● **Stated exercise**: Gather all lines in the entries that include the word "image".

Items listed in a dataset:
(begin)

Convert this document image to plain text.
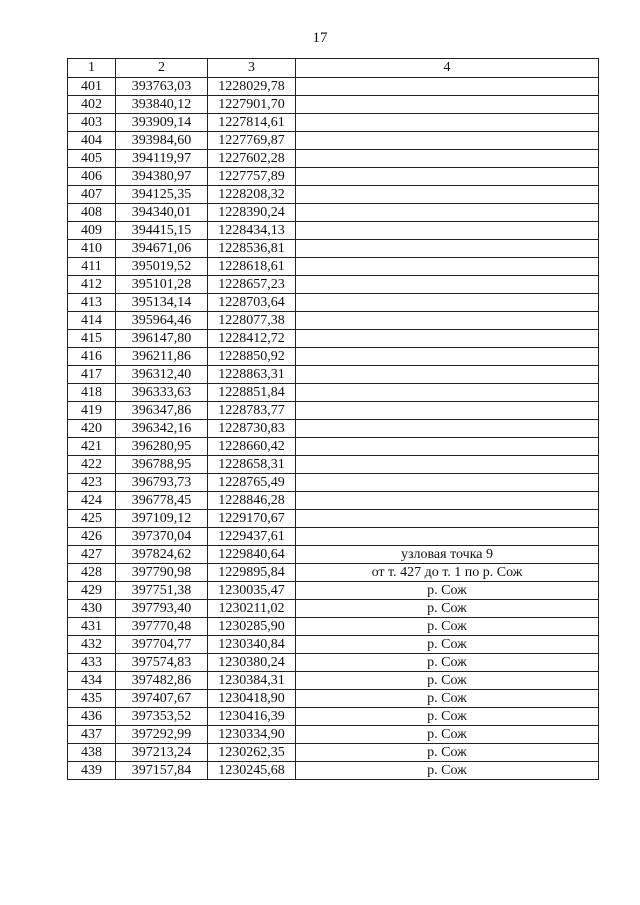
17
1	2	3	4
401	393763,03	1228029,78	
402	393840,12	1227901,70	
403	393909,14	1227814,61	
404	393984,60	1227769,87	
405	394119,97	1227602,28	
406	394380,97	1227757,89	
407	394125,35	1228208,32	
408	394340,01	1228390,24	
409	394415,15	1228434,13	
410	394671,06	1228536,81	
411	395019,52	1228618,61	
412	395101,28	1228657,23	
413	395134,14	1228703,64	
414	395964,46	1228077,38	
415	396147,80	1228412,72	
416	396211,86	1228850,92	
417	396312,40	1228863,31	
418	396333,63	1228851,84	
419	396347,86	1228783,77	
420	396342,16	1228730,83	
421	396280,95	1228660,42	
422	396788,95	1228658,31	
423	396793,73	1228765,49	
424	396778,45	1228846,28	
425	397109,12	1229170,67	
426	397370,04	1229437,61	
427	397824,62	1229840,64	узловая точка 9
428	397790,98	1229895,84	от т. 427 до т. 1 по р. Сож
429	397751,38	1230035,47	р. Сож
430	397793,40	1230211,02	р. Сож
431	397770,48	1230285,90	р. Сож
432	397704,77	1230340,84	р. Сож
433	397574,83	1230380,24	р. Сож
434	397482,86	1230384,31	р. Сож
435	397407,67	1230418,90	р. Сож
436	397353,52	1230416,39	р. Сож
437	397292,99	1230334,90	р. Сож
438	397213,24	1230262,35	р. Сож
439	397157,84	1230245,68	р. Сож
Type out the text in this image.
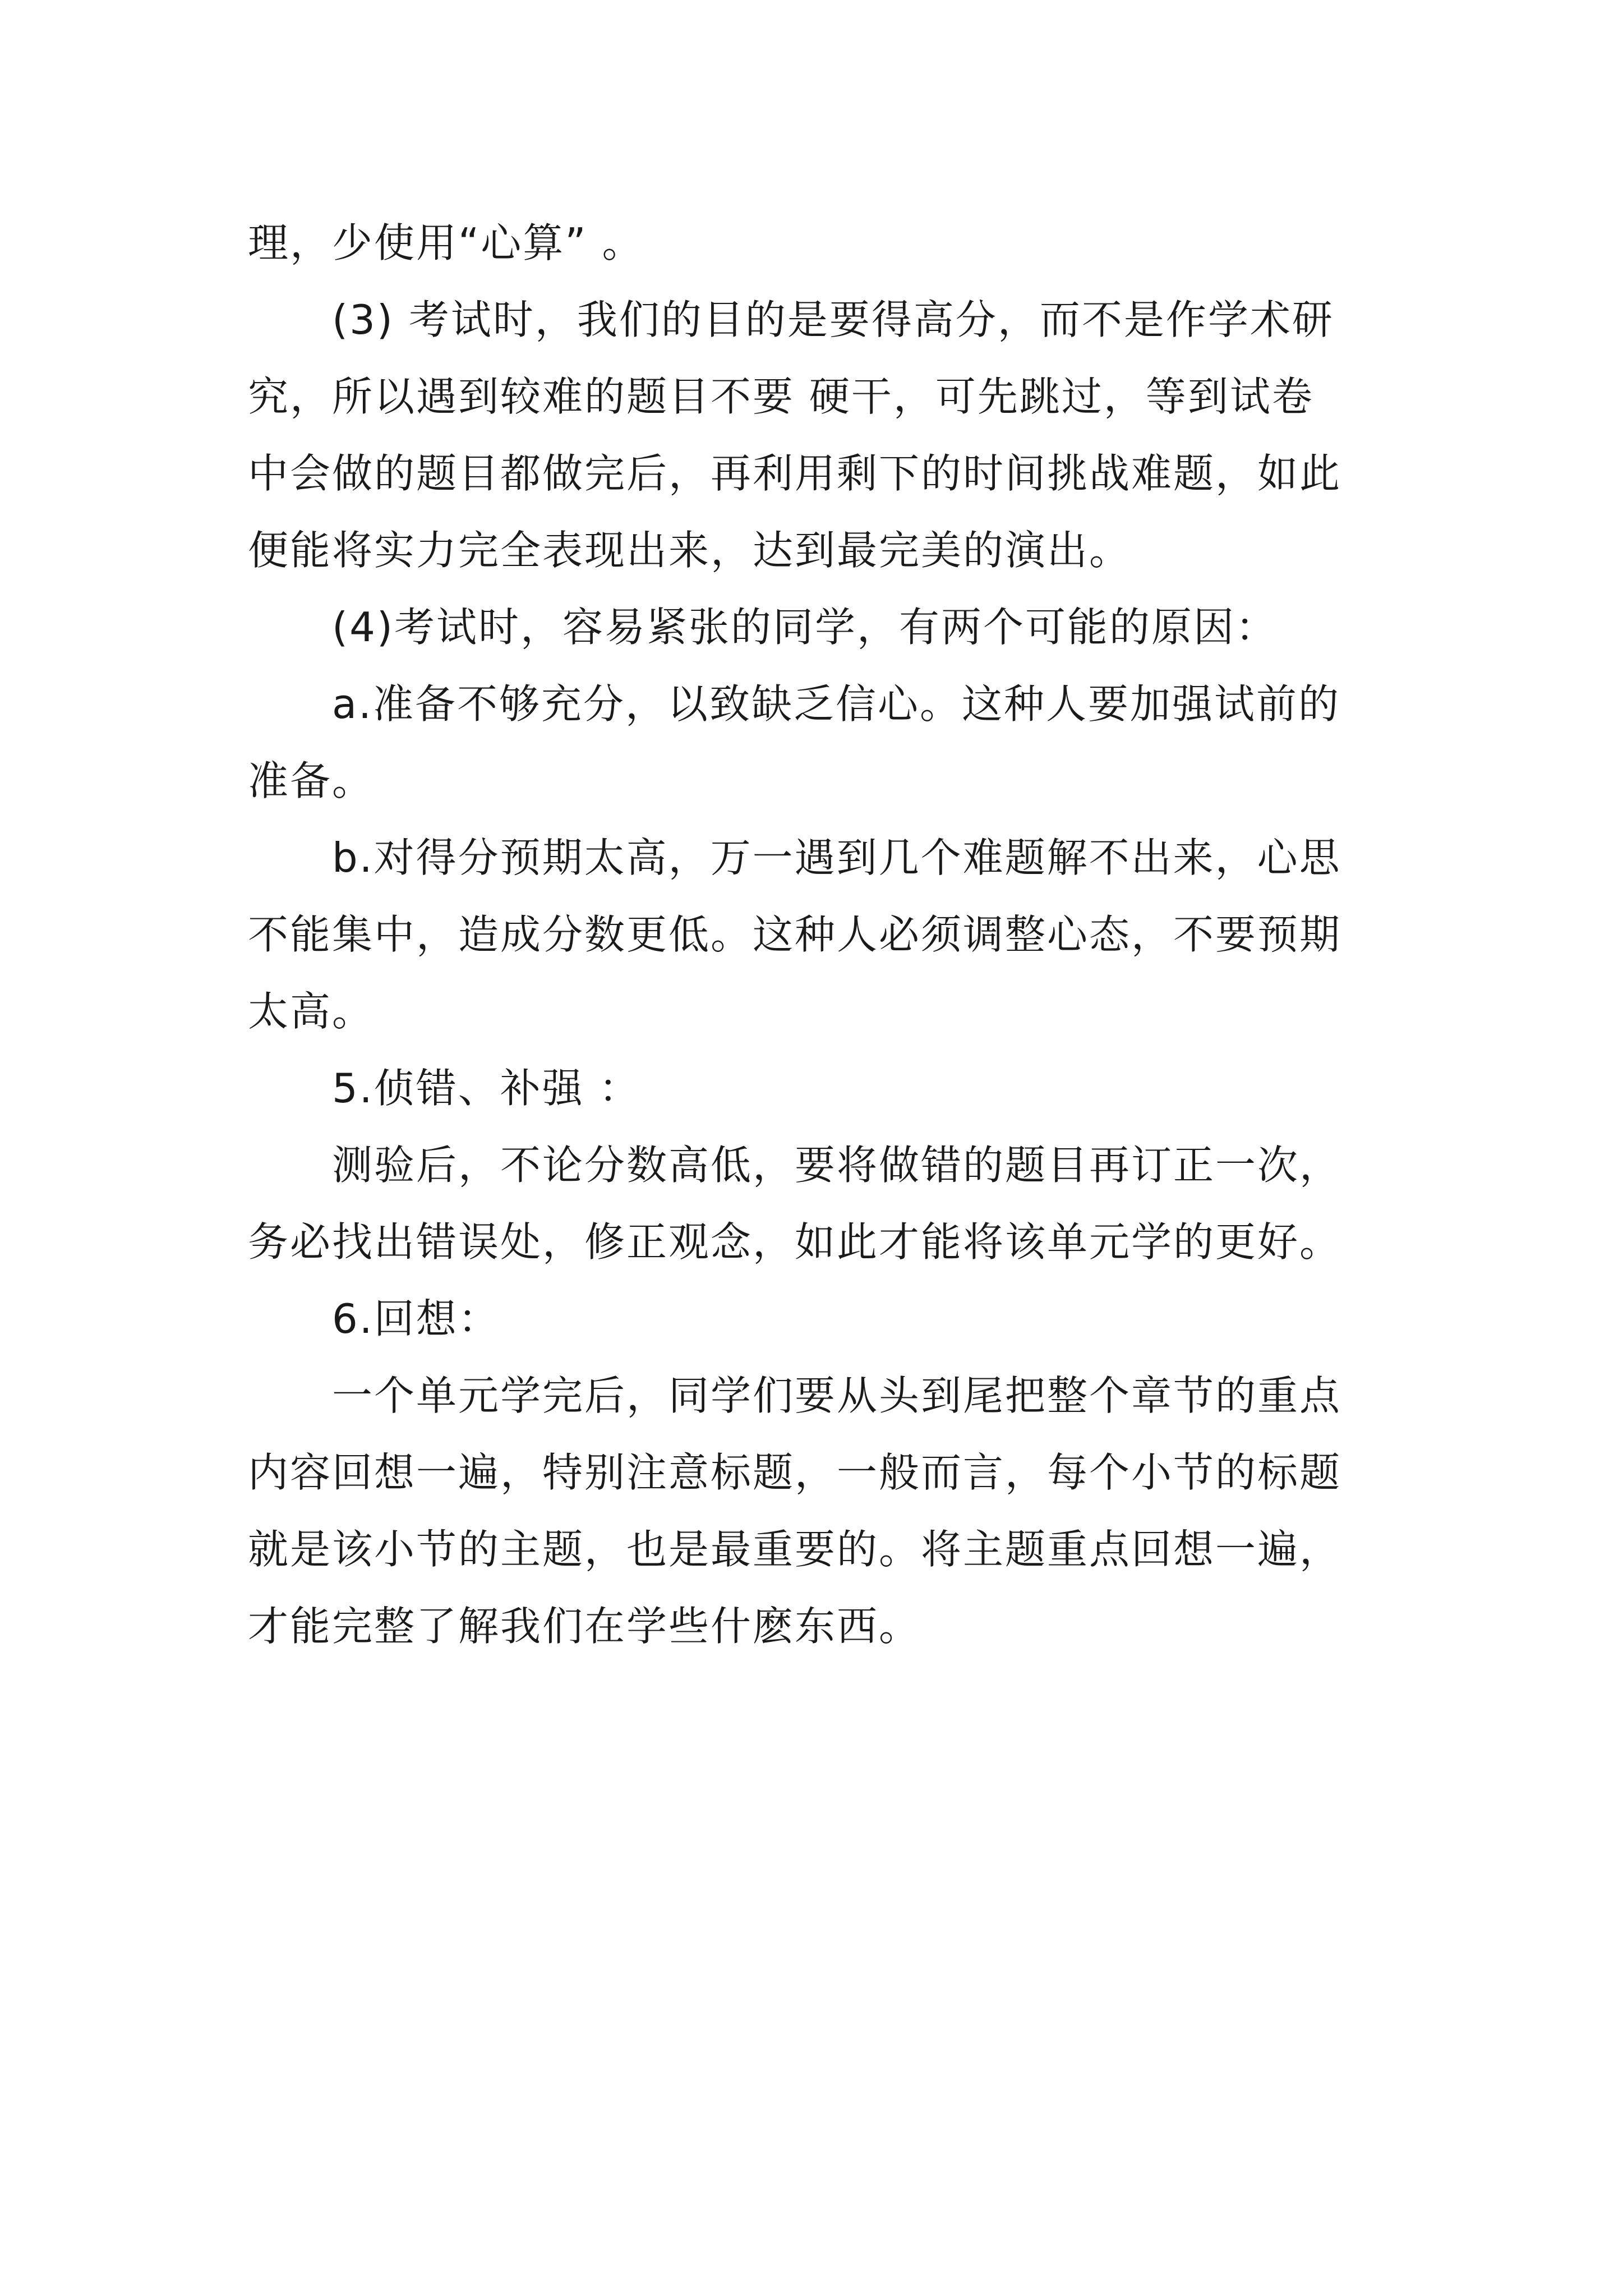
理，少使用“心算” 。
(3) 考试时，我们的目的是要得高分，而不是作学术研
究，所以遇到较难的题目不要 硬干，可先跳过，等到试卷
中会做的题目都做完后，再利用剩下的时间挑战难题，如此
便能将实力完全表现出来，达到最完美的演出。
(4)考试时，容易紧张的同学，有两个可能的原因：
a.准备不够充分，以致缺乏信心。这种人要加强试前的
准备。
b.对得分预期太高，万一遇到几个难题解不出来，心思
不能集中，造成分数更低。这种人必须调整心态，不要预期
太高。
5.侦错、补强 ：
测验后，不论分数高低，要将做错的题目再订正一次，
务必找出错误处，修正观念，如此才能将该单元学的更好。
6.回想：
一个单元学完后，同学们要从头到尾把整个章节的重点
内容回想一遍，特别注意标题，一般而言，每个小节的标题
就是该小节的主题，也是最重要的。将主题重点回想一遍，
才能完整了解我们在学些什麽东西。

(end)
(begin)

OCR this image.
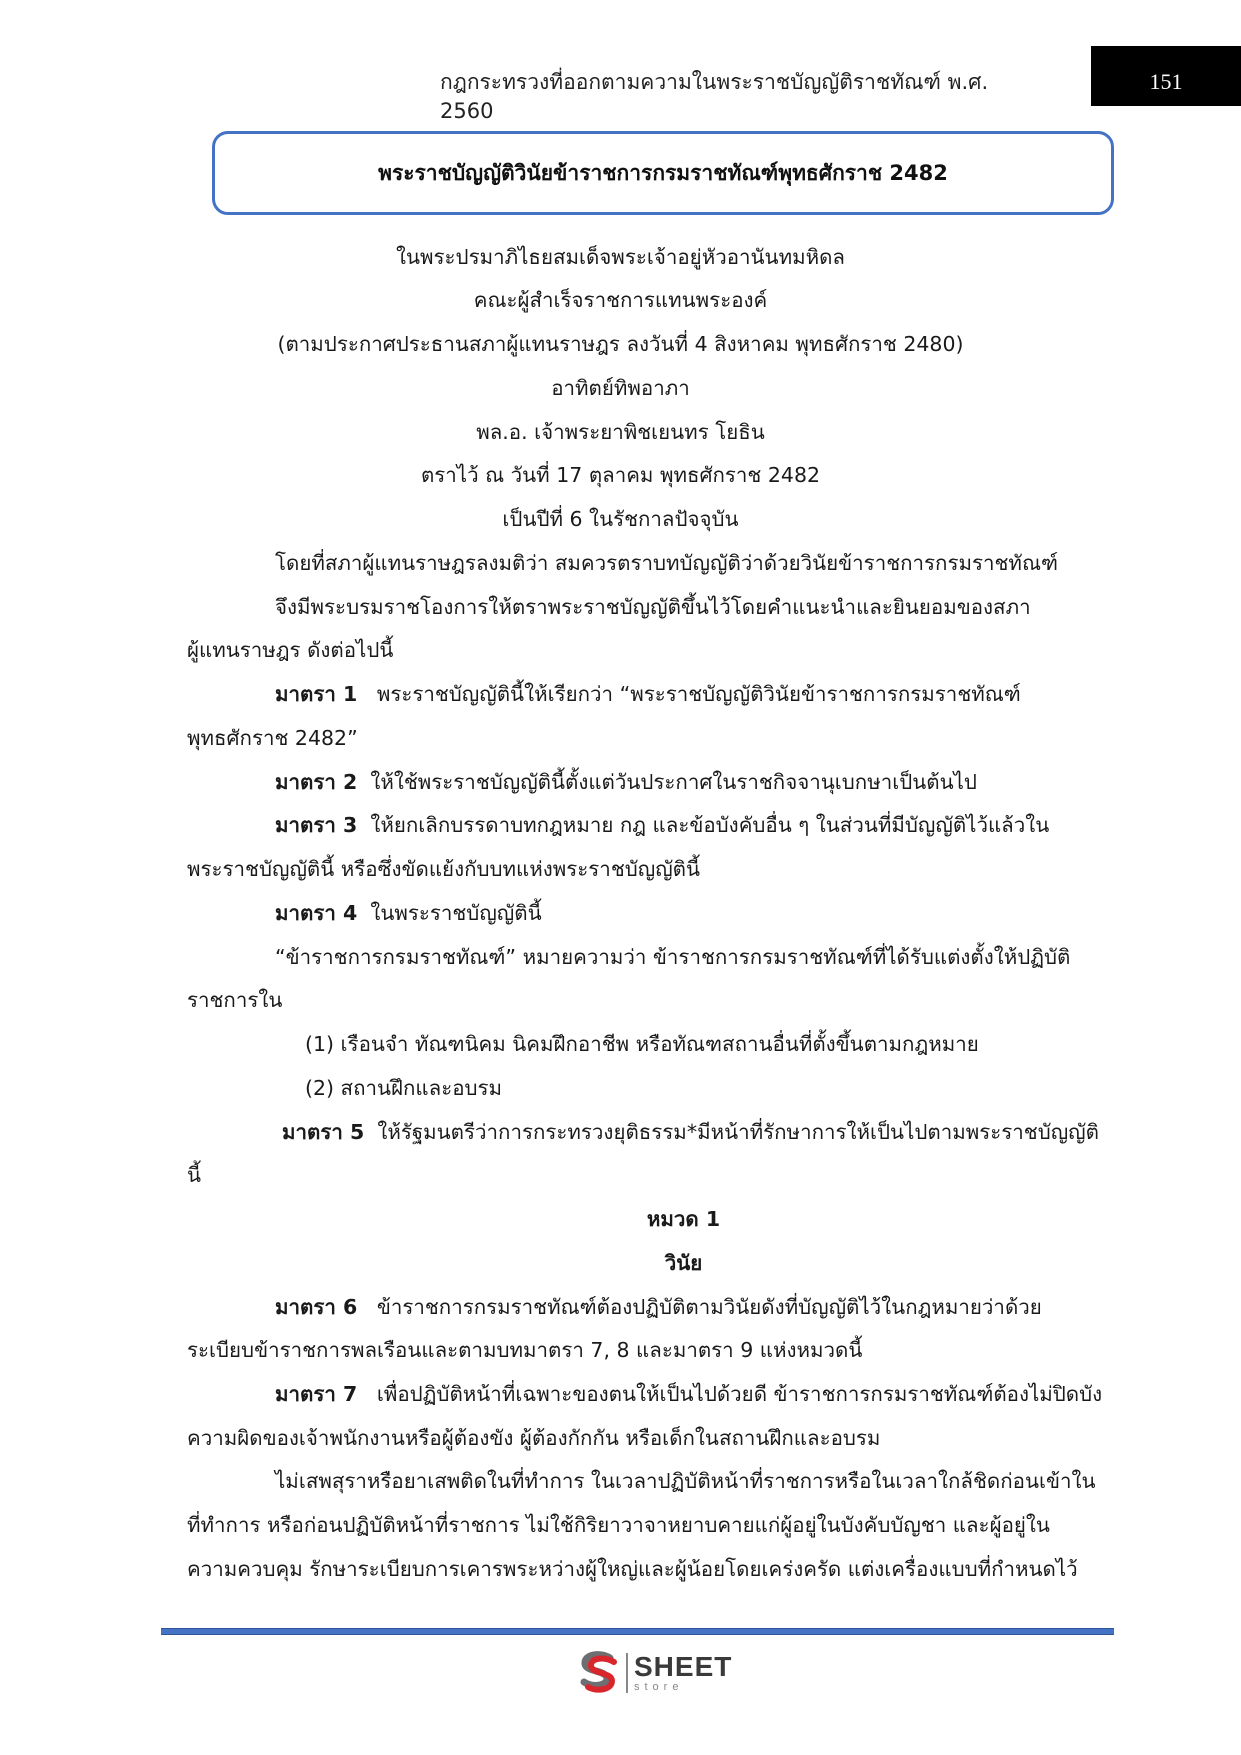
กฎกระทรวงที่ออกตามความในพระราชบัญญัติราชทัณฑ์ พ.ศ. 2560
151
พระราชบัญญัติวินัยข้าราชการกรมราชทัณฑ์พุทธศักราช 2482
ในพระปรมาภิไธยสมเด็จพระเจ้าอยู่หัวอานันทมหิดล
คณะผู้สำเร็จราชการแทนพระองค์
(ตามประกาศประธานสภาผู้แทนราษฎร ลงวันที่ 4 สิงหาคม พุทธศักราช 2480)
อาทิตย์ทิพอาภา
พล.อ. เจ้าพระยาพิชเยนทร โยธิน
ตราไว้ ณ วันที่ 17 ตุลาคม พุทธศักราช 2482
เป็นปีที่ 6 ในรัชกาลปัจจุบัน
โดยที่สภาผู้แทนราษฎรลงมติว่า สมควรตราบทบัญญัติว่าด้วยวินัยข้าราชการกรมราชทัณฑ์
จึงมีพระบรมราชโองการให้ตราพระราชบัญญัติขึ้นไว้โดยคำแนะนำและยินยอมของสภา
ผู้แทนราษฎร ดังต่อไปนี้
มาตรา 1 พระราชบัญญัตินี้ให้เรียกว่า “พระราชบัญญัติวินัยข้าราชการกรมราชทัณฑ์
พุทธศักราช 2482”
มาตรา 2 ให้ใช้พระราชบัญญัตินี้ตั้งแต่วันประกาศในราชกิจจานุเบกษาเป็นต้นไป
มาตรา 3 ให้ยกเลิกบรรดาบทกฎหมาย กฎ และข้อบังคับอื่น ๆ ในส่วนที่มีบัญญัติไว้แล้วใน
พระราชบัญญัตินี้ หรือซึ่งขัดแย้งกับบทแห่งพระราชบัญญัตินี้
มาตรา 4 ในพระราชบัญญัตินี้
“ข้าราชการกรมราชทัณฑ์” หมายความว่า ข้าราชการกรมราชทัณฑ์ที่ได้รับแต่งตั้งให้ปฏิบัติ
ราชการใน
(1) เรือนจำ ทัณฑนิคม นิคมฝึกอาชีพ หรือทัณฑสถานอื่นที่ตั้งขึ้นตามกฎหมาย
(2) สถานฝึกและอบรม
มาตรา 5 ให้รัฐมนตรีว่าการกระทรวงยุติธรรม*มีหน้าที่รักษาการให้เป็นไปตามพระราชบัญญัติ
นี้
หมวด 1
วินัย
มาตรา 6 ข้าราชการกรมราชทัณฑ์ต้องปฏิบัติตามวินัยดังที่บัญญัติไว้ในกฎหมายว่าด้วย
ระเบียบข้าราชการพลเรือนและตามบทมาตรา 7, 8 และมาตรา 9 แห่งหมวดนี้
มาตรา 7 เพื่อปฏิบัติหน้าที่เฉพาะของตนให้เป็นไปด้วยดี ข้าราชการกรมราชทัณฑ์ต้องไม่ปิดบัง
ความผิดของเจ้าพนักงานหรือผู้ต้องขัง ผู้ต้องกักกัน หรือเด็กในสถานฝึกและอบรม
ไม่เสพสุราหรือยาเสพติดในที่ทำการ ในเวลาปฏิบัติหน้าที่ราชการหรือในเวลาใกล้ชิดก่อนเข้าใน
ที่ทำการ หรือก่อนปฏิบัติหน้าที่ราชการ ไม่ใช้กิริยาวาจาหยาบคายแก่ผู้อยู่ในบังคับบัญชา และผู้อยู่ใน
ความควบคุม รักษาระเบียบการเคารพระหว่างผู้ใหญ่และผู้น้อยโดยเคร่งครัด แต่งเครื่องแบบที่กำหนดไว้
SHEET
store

(end)
(begin)

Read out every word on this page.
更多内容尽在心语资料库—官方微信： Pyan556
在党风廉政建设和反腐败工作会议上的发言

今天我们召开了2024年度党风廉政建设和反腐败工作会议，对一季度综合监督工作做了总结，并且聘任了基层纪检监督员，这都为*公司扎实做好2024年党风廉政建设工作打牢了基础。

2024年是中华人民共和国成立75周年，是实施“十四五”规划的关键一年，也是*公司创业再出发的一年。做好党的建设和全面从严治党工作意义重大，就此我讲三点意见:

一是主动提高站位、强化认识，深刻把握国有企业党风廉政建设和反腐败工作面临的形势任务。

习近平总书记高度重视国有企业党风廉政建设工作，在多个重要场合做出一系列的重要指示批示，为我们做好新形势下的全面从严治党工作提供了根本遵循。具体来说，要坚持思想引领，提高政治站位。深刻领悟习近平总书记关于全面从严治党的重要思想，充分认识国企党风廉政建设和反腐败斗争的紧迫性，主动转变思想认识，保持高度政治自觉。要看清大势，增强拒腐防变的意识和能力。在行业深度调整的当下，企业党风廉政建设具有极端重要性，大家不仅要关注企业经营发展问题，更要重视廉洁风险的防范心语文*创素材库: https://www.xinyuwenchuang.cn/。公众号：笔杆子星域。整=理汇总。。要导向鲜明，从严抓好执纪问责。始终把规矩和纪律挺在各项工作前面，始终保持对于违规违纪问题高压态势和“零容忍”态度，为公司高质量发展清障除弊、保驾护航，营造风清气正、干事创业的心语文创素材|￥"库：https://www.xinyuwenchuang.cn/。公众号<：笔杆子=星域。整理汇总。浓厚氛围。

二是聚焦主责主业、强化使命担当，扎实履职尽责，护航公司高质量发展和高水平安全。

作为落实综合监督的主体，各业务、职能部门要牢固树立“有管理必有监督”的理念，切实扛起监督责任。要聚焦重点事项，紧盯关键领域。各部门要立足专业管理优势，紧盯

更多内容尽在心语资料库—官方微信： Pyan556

(end)

● **Solution to this exercise**:
Convert this document image to plain text.
Type out the text in this image.
OCR this image.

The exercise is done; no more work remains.